(Structured figure records)

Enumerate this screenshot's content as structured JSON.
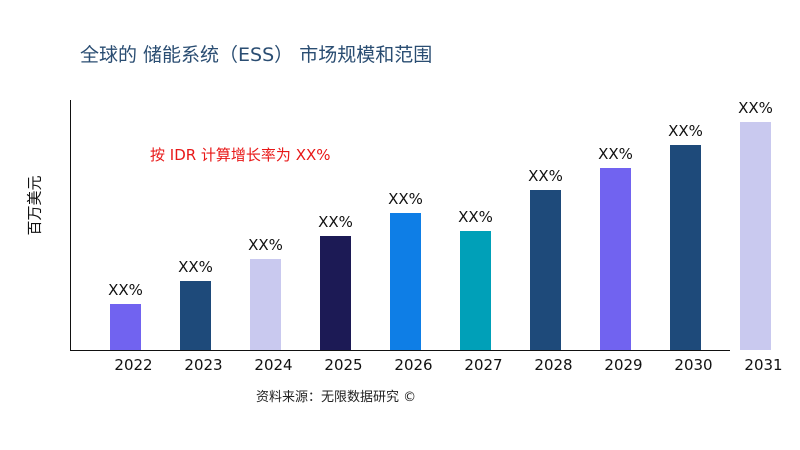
{
  "chart_data": {
    "type": "bar",
    "title": "全球的 储能系统（ESS） 市场规模和范围",
    "ylabel": "百万美元",
    "xlabel": "",
    "annotation": "按 IDR 计算增长率为 XX%",
    "source": "资料来源：无限数据研究 ©",
    "categories": [
      "2022",
      "2023",
      "2024",
      "2025",
      "2026",
      "2027",
      "2028",
      "2029",
      "2030",
      "2031"
    ],
    "values": [
      46,
      69,
      91,
      114,
      137,
      119,
      160,
      182,
      205,
      228
    ],
    "data_labels": [
      "XX%",
      "XX%",
      "XX%",
      "XX%",
      "XX%",
      "XX%",
      "XX%",
      "XX%",
      "XX%",
      "XX%"
    ],
    "colors": [
      "#7163f0",
      "#1e4a7a",
      "#c9c9ef",
      "#1c1a55",
      "#0e7ee6",
      "#00a0b8",
      "#1e4a7a",
      "#7163f0",
      "#1e4a7a",
      "#c9c9ef"
    ],
    "ylim": [
      0,
      250
    ],
    "grid": false,
    "legend": "none"
  }
}
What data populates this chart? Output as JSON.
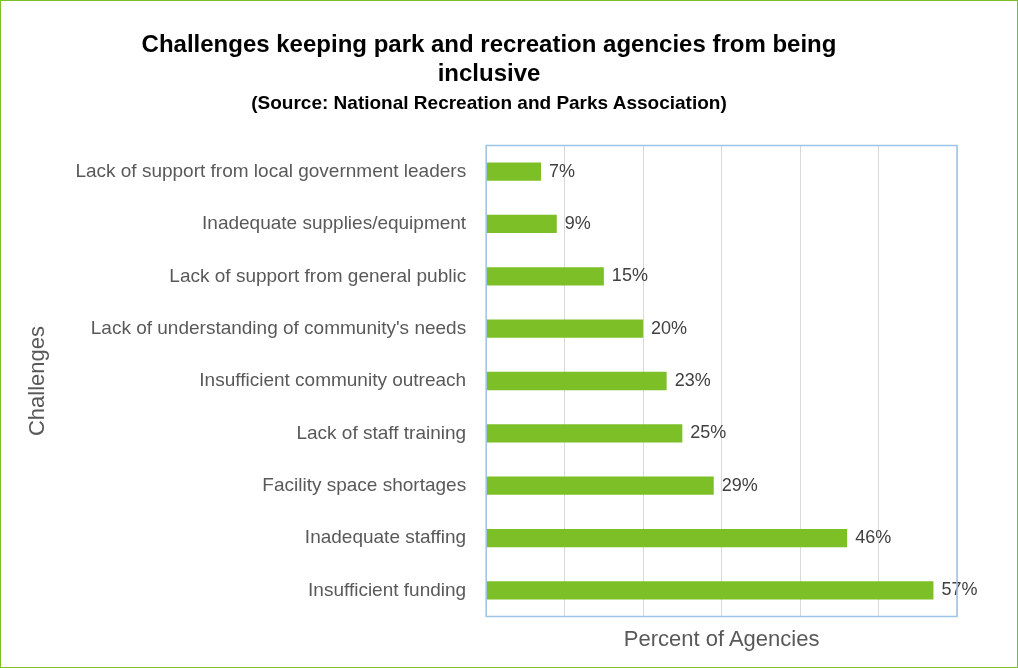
{
  "chart_data": {
    "type": "bar",
    "orientation": "horizontal",
    "title": "Challenges keeping park and recreation agencies from being inclusive",
    "subtitle": "(Source: National Recreation and Parks Association)",
    "xlabel": "Percent of Agencies",
    "ylabel": "Challenges",
    "categories": [
      "Lack of support from local government leaders",
      "Inadequate supplies/equipment",
      "Lack of support from general public",
      "Lack of understanding of community's needs",
      "Insufficient community outreach",
      "Lack of staff training",
      "Facility space shortages",
      "Inadequate staffing",
      "Insufficient funding"
    ],
    "values": [
      7,
      9,
      15,
      20,
      23,
      25,
      29,
      46,
      57
    ],
    "value_labels": [
      "7%",
      "9%",
      "15%",
      "20%",
      "23%",
      "25%",
      "29%",
      "46%",
      "57%"
    ],
    "color": "#7dbf26",
    "xlim": [
      0,
      60
    ],
    "xticks": [
      {
        "value": 0,
        "label": null
      },
      {
        "value": 10,
        "label": null
      },
      {
        "value": 20,
        "label": null
      },
      {
        "value": 30,
        "label": null
      },
      {
        "value": 40,
        "label": null
      },
      {
        "value": 50,
        "label": null
      },
      {
        "value": 60,
        "label": null
      }
    ],
    "grid": "x",
    "tick_labels": "y",
    "legend": false
  }
}
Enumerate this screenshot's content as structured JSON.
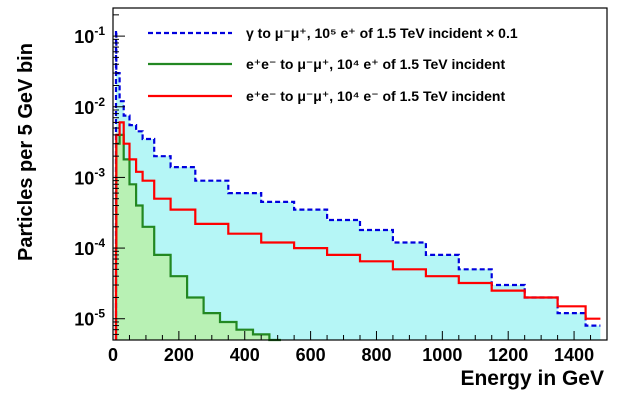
{
  "chart_data": {
    "type": "line",
    "title": "",
    "xlabel": "Energy in GeV",
    "ylabel": "Particles per 5 GeV bin",
    "xlim": [
      0,
      1500
    ],
    "ylim": [
      5e-06,
      0.25
    ],
    "log_y": true,
    "grid": false,
    "x_ticks": [
      0,
      200,
      400,
      600,
      800,
      1000,
      1200,
      1400
    ],
    "x_tick_labels": [
      "0",
      "200",
      "400",
      "600",
      "800",
      "1000",
      "1200",
      "1400"
    ],
    "y_ticks": [
      1e-05,
      0.0001,
      0.001,
      0.01,
      0.1
    ],
    "y_tick_labels": [
      {
        "base": "10",
        "exp": "-5"
      },
      {
        "base": "10",
        "exp": "-4"
      },
      {
        "base": "10",
        "exp": "-3"
      },
      {
        "base": "10",
        "exp": "-2"
      },
      {
        "base": "10",
        "exp": "-1"
      }
    ],
    "legend_position": "top-right",
    "series": [
      {
        "legend": "γ to μ⁻μ⁺, 10⁵ e⁺ of 1.5 TeV incident × 0.1",
        "color": "#0000dd",
        "line_style": "dashed",
        "fill": "#a8f4f4",
        "x": [
          5,
          15,
          25,
          40,
          60,
          80,
          100,
          150,
          200,
          300,
          400,
          500,
          600,
          700,
          800,
          900,
          1000,
          1100,
          1200,
          1300,
          1400,
          1470
        ],
        "y": [
          0.12,
          0.03,
          0.012,
          0.0075,
          0.0055,
          0.0045,
          0.0035,
          0.002,
          0.0014,
          0.0009,
          0.0006,
          0.00045,
          0.00035,
          0.00025,
          0.00018,
          0.00012,
          8e-05,
          5e-05,
          3e-05,
          2e-05,
          1.2e-05,
          8e-06
        ]
      },
      {
        "legend": "e⁺e⁻ to μ⁻μ⁺, 10⁴ e⁺ of 1.5 TeV incident",
        "color": "#228822",
        "line_style": "solid",
        "fill": "#b8f0a8",
        "x": [
          5,
          15,
          25,
          40,
          60,
          80,
          100,
          150,
          200,
          250,
          300,
          350,
          400,
          450,
          500
        ],
        "y": [
          0.0001,
          0.003,
          0.004,
          0.0018,
          0.0008,
          0.0004,
          0.0002,
          8e-05,
          4e-05,
          2e-05,
          1.2e-05,
          9e-06,
          7e-06,
          6e-06,
          5e-06
        ]
      },
      {
        "legend": "e⁺e⁻ to μ⁻μ⁺, 10⁴ e⁻ of 1.5 TeV incident",
        "color": "#ff0000",
        "line_style": "solid",
        "fill": "",
        "x": [
          5,
          15,
          25,
          40,
          60,
          80,
          100,
          150,
          200,
          300,
          400,
          500,
          600,
          700,
          800,
          900,
          1000,
          1100,
          1200,
          1300,
          1400,
          1470
        ],
        "y": [
          0.0001,
          0.004,
          0.006,
          0.003,
          0.0018,
          0.0012,
          0.0009,
          0.0005,
          0.00035,
          0.00022,
          0.00016,
          0.00012,
          0.0001,
          8e-05,
          6.5e-05,
          5e-05,
          4e-05,
          3.2e-05,
          2.5e-05,
          2e-05,
          1.5e-05,
          1e-05
        ]
      }
    ]
  }
}
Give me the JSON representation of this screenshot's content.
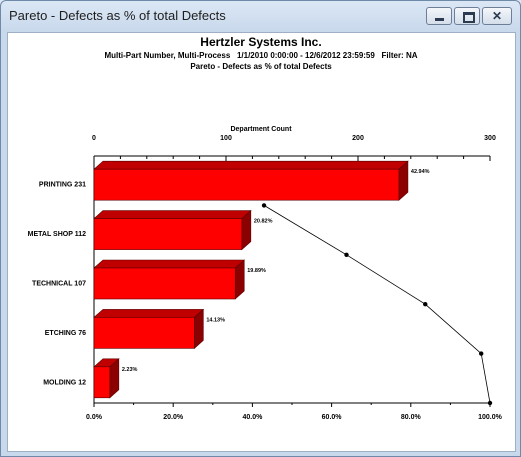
{
  "window": {
    "title": "Pareto - Defects as % of total Defects"
  },
  "header": {
    "company": "Hertzler Systems Inc.",
    "subtitle": "Multi-Part Number, Multi-Process   1/1/2010 0:00:00 - 12/6/2012 23:59:59   Filter: NA",
    "chart_title": "Pareto - Defects as % of total Defects"
  },
  "chart_data": {
    "type": "bar",
    "orientation": "horizontal",
    "title": "Pareto - Defects as % of total Defects",
    "top_axis_label": "Department Count",
    "top_axis_ticks": [
      0,
      100,
      200,
      300
    ],
    "top_axis_range": [
      0,
      300
    ],
    "bottom_axis_ticks": [
      "0.0%",
      "20.0%",
      "40.0%",
      "60.0%",
      "80.0%",
      "100.0%"
    ],
    "bottom_axis_range": [
      0,
      100
    ],
    "categories": [
      {
        "label": "PRINTING  231",
        "name": "PRINTING",
        "value": 231,
        "pct_label": "42.94%"
      },
      {
        "label": "METAL SHOP  112",
        "name": "METAL SHOP",
        "value": 112,
        "pct_label": "20.82%"
      },
      {
        "label": "TECHNICAL  107",
        "name": "TECHNICAL",
        "value": 107,
        "pct_label": "19.89%"
      },
      {
        "label": "ETCHING  76",
        "name": "ETCHING",
        "value": 76,
        "pct_label": "14.13%"
      },
      {
        "label": "MOLDING  12",
        "name": "MOLDING",
        "value": 12,
        "pct_label": "2.23%"
      }
    ],
    "cumulative_pct": [
      42.94,
      63.76,
      83.65,
      97.78,
      100.0
    ],
    "colors": {
      "bar_front": "#ff0000",
      "bar_top": "#c00000",
      "bar_side": "#8b0000",
      "bar_outline": "#5a0000",
      "line": "#000000"
    },
    "grid": false
  }
}
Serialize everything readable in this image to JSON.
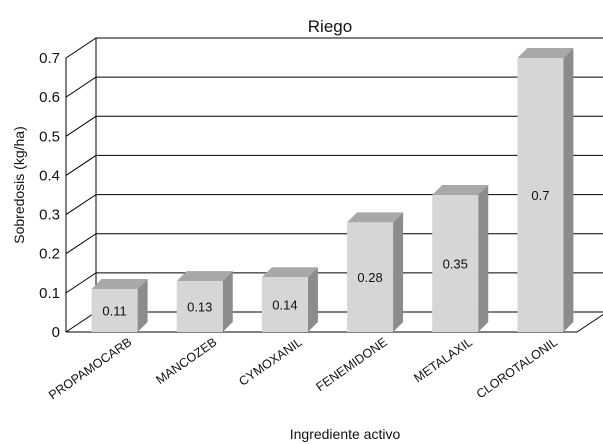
{
  "chart_data": {
    "type": "bar",
    "title": "Riego",
    "xlabel": "Ingrediente activo",
    "ylabel": "Sobredosis (kg/ha)",
    "categories": [
      "PROPAMOCARB",
      "MANCOZEB",
      "CYMOXANIL",
      "FENEMIDONE",
      "METALAXIL",
      "CLOROTALONIL"
    ],
    "values": [
      0.11,
      0.13,
      0.14,
      0.28,
      0.35,
      0.7
    ],
    "data_labels": [
      "0.11",
      "0.13",
      "0.14",
      "0.28",
      "0.35",
      "0.7"
    ],
    "y_ticks": [
      "0",
      "0.1",
      "0.2",
      "0.3",
      "0.4",
      "0.5",
      "0.6",
      "0.7"
    ],
    "ylim": [
      0,
      0.7
    ],
    "grid": true,
    "legend": "none",
    "colors": {
      "bar_front": "#d6d6d6",
      "bar_side": "#8c8c8c",
      "bar_top": "#a8a8a8",
      "grid": "#000000"
    }
  }
}
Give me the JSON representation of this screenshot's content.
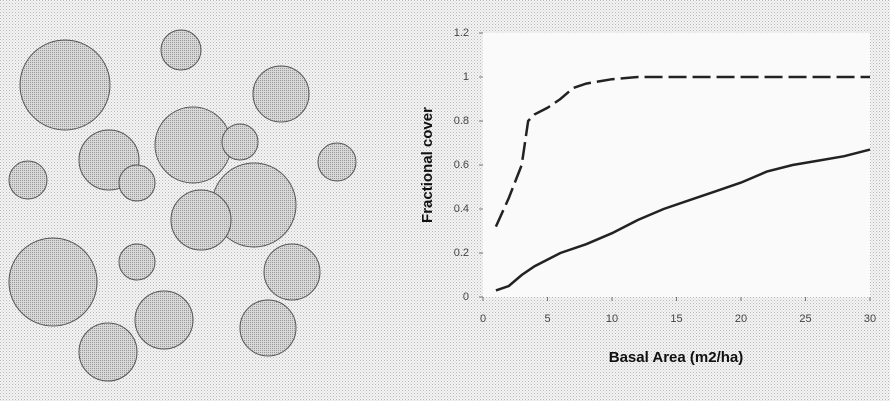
{
  "chart_data": {
    "type": "line",
    "xlabel": "Basal Area (m2/ha)",
    "ylabel": "Fractional cover",
    "xlim": [
      0,
      30
    ],
    "xticks": [
      0,
      5,
      10,
      15,
      20,
      25,
      30
    ],
    "ylim": [
      0,
      1.2
    ],
    "yticks": [
      0,
      0.2,
      0.4,
      0.6,
      0.8,
      1,
      1.2
    ],
    "series": [
      {
        "color": "#222222",
        "dash": true,
        "x": [
          1,
          2,
          3,
          3.5,
          4,
          5,
          6,
          7,
          8,
          10,
          12,
          15,
          20,
          25,
          30
        ],
        "values": [
          0.32,
          0.45,
          0.6,
          0.8,
          0.83,
          0.86,
          0.9,
          0.95,
          0.97,
          0.99,
          1,
          1,
          1,
          1,
          1
        ]
      },
      {
        "color": "#222222",
        "dash": false,
        "x": [
          1,
          2,
          3,
          4,
          5,
          6,
          8,
          10,
          12,
          14,
          16,
          18,
          20,
          22,
          24,
          26,
          28,
          30
        ],
        "values": [
          0.03,
          0.05,
          0.1,
          0.14,
          0.17,
          0.2,
          0.24,
          0.29,
          0.35,
          0.4,
          0.44,
          0.48,
          0.52,
          0.57,
          0.6,
          0.62,
          0.64,
          0.67
        ]
      }
    ]
  }
}
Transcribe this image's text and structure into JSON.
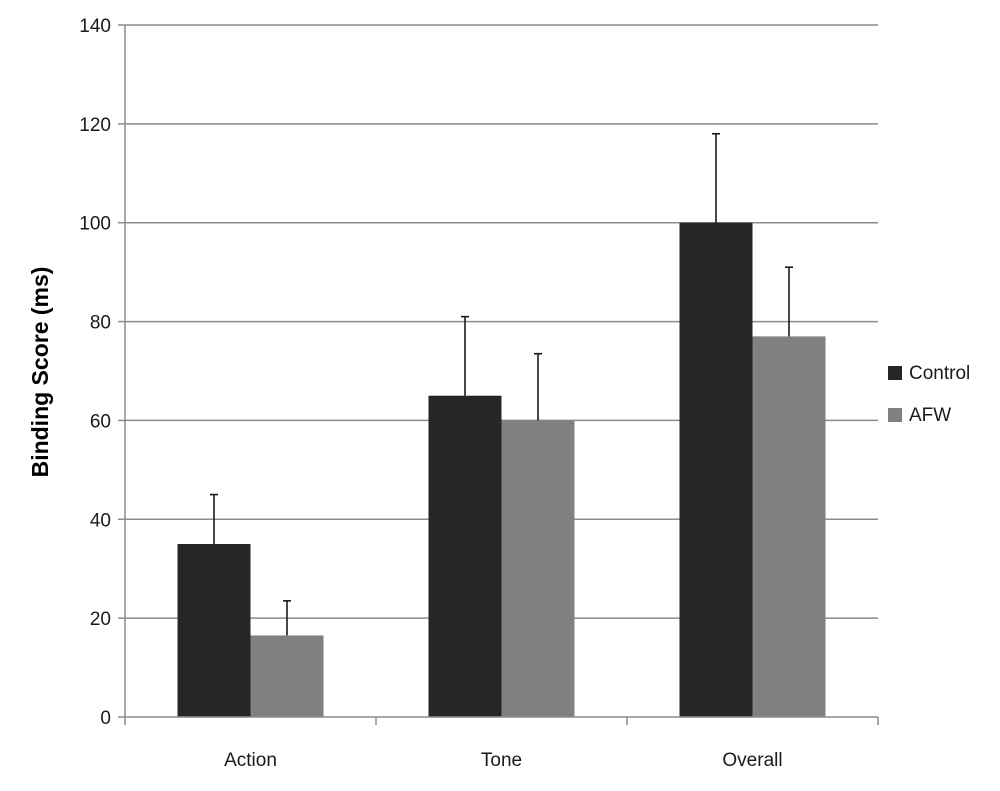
{
  "chart_data": {
    "type": "bar",
    "title": "",
    "xlabel": "",
    "ylabel": "Binding Score (ms)",
    "ylim": [
      0,
      140
    ],
    "yticks": [
      0,
      20,
      40,
      60,
      80,
      100,
      120,
      140
    ],
    "grid": true,
    "legend_position": "right",
    "categories": [
      "Action",
      "Tone",
      "Overall"
    ],
    "series": [
      {
        "name": "Control",
        "color": "#262626",
        "values": [
          35,
          65,
          100
        ],
        "error_upper": [
          10,
          16,
          18
        ]
      },
      {
        "name": "AFW",
        "color": "#808080",
        "values": [
          16.5,
          60,
          77
        ],
        "error_upper": [
          7,
          13.5,
          14
        ]
      }
    ]
  }
}
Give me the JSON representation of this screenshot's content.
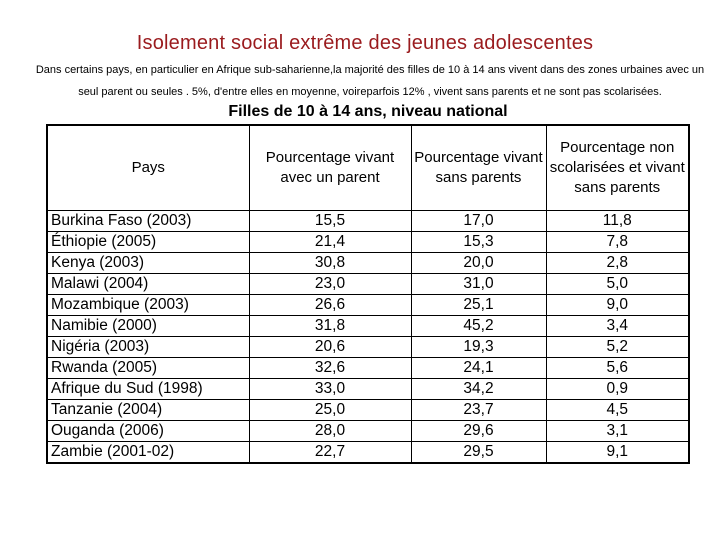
{
  "slide": {
    "title": "Isolement social extrême des jeunes adolescentes",
    "intro": {
      "line1": "Dans certains pays, en particulier en Afrique sub-saharienne,la majorité des filles de 10 à 14 ans vivent dans des zones urbaines avec un",
      "line2": "seul parent ou seules . 5%, d'entre elles en moyenne, voireparfois 12% , vivent sans parents et ne sont pas scolarisées."
    },
    "table_caption": "Filles de 10 à 14 ans, niveau national"
  },
  "colors": {
    "title_red": "#9a1b1e",
    "text": "#000000",
    "border": "#000000",
    "background": "#ffffff"
  },
  "table": {
    "headers": [
      "Pays",
      "Pourcentage vivant avec un parent",
      "Pourcentage vivant sans parents",
      "Pourcentage non scolarisées et vivant sans parents"
    ],
    "rows": [
      [
        "Burkina Faso (2003)",
        "15,5",
        "17,0",
        "11,8"
      ],
      [
        "Éthiopie (2005)",
        "21,4",
        "15,3",
        "7,8"
      ],
      [
        "Kenya (2003)",
        "30,8",
        "20,0",
        "2,8"
      ],
      [
        "Malawi (2004)",
        "23,0",
        "31,0",
        "5,0"
      ],
      [
        "Mozambique (2003)",
        "26,6",
        "25,1",
        "9,0"
      ],
      [
        "Namibie (2000)",
        "31,8",
        "45,2",
        "3,4"
      ],
      [
        "Nigéria (2003)",
        "20,6",
        "19,3",
        "5,2"
      ],
      [
        "Rwanda (2005)",
        "32,6",
        "24,1",
        "5,6"
      ],
      [
        "Afrique du Sud (1998)",
        "33,0",
        "34,2",
        "0,9"
      ],
      [
        "Tanzanie (2004)",
        "25,0",
        "23,7",
        "4,5"
      ],
      [
        "Ouganda (2006)",
        "28,0",
        "29,6",
        "3,1"
      ],
      [
        "Zambie (2001-02)",
        "22,7",
        "29,5",
        "9,1"
      ]
    ]
  }
}
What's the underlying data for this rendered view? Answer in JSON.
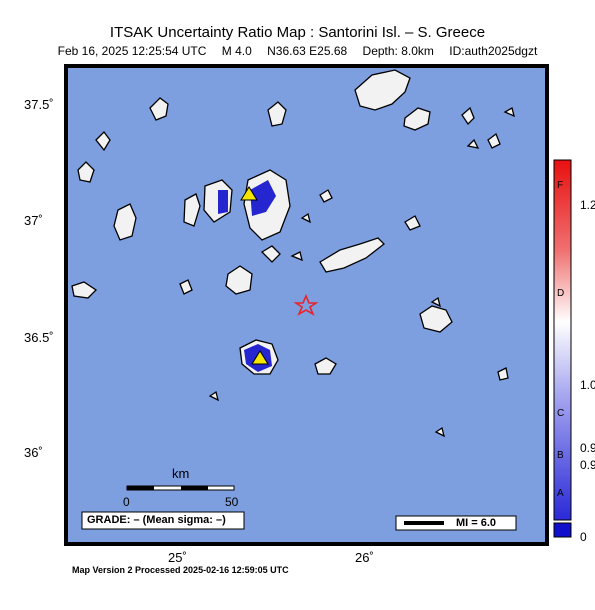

■ Instructions for the task
Copy out each line of the listing that holds "Defects".

■ Expected output
    "title": "Pareto - Defects as % of total Defects"
    "chart_title": "Pareto - Defects as % of total Defects"
    "title": "Pareto - Defects as % of total Defects",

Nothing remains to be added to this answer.